A run of records:

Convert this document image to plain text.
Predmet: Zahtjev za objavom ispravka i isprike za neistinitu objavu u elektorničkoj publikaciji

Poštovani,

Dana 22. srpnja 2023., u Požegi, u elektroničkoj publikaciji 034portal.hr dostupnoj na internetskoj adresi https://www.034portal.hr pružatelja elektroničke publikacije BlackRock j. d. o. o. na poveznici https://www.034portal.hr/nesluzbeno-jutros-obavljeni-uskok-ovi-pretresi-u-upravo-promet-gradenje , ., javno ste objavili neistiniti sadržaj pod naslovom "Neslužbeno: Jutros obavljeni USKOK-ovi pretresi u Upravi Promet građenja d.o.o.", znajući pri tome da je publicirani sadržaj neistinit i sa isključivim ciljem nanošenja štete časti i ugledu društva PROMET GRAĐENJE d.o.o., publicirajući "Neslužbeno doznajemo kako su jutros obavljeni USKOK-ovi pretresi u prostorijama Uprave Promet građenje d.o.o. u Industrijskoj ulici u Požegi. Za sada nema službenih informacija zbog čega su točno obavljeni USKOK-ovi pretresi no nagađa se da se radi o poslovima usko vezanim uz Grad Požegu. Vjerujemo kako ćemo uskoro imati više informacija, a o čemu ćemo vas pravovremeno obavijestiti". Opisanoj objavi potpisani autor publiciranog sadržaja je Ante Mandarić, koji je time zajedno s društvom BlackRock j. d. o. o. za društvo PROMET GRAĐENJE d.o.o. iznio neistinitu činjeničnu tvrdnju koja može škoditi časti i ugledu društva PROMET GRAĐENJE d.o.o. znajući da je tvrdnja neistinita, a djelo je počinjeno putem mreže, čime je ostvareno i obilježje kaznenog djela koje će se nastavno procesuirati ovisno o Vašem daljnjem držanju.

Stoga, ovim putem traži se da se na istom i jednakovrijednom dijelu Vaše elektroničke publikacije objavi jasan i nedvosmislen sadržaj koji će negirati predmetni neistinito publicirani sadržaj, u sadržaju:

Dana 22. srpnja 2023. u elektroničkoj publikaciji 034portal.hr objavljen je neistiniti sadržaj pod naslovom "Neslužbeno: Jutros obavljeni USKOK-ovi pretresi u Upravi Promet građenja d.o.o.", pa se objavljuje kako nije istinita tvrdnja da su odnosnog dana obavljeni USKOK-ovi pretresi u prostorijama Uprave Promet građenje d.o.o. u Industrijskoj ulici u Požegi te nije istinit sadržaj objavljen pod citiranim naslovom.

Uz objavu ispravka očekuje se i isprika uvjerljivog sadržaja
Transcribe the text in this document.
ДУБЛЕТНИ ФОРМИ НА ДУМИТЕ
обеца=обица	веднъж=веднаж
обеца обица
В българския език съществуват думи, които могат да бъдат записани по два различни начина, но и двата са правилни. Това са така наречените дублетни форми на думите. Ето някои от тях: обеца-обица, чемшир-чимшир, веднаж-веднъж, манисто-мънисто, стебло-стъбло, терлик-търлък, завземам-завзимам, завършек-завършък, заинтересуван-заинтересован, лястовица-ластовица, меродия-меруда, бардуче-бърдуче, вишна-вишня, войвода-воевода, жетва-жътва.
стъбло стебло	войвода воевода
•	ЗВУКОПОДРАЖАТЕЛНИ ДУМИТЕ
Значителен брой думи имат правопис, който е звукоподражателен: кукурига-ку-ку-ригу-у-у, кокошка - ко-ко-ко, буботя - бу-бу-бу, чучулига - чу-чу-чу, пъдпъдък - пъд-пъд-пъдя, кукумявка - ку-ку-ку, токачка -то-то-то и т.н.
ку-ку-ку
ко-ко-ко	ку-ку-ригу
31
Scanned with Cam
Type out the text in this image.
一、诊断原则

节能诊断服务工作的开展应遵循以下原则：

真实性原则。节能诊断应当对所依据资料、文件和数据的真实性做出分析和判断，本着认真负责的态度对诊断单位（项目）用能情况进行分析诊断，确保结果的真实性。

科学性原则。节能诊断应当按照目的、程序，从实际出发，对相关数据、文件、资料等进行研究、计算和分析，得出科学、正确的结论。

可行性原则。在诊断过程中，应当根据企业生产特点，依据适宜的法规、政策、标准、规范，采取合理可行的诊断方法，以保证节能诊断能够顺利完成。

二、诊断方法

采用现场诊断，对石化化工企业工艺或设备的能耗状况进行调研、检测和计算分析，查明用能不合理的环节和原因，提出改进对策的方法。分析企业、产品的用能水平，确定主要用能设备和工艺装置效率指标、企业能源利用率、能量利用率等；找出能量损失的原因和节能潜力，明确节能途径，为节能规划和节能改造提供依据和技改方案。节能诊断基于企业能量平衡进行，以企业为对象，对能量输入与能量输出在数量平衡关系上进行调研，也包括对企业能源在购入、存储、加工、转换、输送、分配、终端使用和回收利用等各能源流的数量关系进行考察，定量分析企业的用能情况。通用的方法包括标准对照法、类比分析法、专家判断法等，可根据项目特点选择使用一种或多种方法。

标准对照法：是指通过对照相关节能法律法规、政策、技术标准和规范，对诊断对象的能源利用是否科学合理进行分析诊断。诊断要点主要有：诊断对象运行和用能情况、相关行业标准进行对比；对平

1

Problem description. Show each line in the entries that holds the string "ригу".

Response to this task.
Значителен брой думи имат правопис, който е звукоподражателен: кукурига-ку-ку-ригу-у-у, кокошка - ко-ко-ко, буботя - бу-бу-бу, чучулига - чу-чу-чу, пъдпъдък - пъд-пъд-пъдя, кукумявка - ку-ку-ку, токачка -то-то-то и т.н.
ко-ко-ко	ку-ку-ригу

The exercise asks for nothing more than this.